To be done: Keep only the lines of the data below that contain "area", and copy them.

Input material:
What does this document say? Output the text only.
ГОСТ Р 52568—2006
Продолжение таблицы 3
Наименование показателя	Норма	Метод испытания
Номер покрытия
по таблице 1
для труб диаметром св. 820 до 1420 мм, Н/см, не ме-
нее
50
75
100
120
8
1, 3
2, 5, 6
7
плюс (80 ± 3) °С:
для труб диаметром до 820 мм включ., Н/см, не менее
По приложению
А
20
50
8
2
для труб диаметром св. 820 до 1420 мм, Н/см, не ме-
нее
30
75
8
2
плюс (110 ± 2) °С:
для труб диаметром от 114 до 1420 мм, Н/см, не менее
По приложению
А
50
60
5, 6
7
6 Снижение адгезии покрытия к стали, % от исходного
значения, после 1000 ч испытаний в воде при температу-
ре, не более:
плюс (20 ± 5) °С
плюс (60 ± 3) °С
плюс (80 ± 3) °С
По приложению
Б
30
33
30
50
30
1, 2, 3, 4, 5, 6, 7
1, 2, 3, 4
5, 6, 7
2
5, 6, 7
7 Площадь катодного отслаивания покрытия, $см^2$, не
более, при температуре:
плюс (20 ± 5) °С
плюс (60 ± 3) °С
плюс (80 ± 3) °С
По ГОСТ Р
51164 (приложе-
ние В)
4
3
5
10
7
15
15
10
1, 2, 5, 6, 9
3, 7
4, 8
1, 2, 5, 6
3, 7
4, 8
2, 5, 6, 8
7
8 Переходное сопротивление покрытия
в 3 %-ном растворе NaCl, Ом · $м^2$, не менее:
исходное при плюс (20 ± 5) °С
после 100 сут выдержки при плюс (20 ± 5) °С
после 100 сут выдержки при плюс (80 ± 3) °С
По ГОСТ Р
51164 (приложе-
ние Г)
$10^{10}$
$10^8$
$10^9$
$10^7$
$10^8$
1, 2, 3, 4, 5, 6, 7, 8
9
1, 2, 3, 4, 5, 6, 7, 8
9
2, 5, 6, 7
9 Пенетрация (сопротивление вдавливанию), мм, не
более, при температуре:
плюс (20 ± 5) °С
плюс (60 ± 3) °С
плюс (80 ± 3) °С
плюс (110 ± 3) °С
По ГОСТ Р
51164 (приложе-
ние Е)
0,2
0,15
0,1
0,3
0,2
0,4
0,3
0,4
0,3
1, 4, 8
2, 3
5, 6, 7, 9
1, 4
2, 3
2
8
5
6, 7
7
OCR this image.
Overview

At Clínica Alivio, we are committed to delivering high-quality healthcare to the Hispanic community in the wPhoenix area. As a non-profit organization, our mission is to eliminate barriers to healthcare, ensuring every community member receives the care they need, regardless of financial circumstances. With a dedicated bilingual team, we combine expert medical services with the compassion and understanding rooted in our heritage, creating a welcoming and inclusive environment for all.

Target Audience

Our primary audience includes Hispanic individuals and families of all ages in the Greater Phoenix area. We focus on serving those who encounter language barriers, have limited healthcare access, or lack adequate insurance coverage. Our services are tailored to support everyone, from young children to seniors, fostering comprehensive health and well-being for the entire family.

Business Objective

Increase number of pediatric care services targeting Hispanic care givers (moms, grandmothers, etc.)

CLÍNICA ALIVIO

Result:
At Clínica Alivio, we are committed to delivering high-quality healthcare to the Hispanic community in the wPhoenix area. As a non-profit organization, our mission is to eliminate barriers to healthcare, ensuring every community member receives the care they need, regardless of financial circumstances. With a dedicated bilingual team, we combine expert medical services with the compassion and understanding rooted in our heritage, creating a welcoming and inclusive environment for all.
Our primary audience includes Hispanic individuals and families of all ages in the Greater Phoenix area. We focus on serving those who encounter language barriers, have limited healthcare access, or lack adequate insurance coverage. Our services are tailored to support everyone, from young children to seniors, fostering comprehensive health and well-being for the entire family.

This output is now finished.